**Goal**
Take the material below and retype it in full; pictures are left out.

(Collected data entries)
▬▬▬▬▬▬

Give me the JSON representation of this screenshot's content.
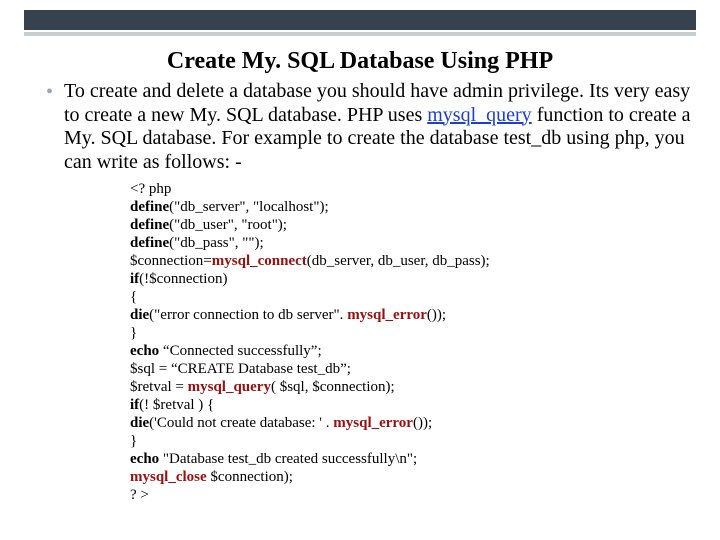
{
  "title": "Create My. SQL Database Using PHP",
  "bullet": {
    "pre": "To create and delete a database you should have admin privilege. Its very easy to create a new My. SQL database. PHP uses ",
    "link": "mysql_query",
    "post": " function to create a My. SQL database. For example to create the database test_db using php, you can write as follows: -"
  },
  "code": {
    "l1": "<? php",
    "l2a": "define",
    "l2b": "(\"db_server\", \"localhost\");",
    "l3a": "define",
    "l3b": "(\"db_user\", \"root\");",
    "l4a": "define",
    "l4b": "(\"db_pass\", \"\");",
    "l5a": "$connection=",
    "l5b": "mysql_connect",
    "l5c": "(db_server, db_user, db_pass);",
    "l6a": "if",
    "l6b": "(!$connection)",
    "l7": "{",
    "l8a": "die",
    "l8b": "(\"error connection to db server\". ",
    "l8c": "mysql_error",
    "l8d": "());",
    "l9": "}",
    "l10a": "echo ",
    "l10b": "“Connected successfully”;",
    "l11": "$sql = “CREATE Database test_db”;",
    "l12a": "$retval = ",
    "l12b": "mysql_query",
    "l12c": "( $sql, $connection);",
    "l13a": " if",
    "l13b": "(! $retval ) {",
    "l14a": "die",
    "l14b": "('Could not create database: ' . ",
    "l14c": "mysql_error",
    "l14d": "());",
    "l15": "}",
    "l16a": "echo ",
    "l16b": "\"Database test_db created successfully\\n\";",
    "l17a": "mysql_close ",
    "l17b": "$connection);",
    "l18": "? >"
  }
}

▬▬▬▬▬▬

**Result of this exercise**
Give me the JSON representation of this screenshot's content.
{
  "title": "Create My. SQL Database Using PHP",
  "bullet": {
    "pre": "To create and delete a database you should have admin privilege. Its very easy to create a new My. SQL database. PHP uses ",
    "link": "mysql_query",
    "post": " function to create a My. SQL database. For example to create the database test_db using php, you can write as follows: -"
  },
  "code": {
    "l1": "<? php",
    "l2a": "define",
    "l2b": "(\"db_server\", \"localhost\");",
    "l3a": "define",
    "l3b": "(\"db_user\", \"root\");",
    "l4a": "define",
    "l4b": "(\"db_pass\", \"\");",
    "l5a": "$connection=",
    "l5b": "mysql_connect",
    "l5c": "(db_server, db_user, db_pass);",
    "l6a": "if",
    "l6b": "(!$connection)",
    "l7": "{",
    "l8a": "die",
    "l8b": "(\"error connection to db server\". ",
    "l8c": "mysql_error",
    "l8d": "());",
    "l9": "}",
    "l10a": "echo ",
    "l10b": "“Connected successfully”;",
    "l11": "$sql = “CREATE Database test_db”;",
    "l12a": "$retval = ",
    "l12b": "mysql_query",
    "l12c": "( $sql, $connection);",
    "l13a": " if",
    "l13b": "(! $retval ) {",
    "l14a": "die",
    "l14b": "('Could not create database: ' . ",
    "l14c": "mysql_error",
    "l14d": "());",
    "l15": "}",
    "l16a": "echo ",
    "l16b": "\"Database test_db created successfully\\n\";",
    "l17a": "mysql_close ",
    "l17b": "$connection);",
    "l18": "? >"
  }
}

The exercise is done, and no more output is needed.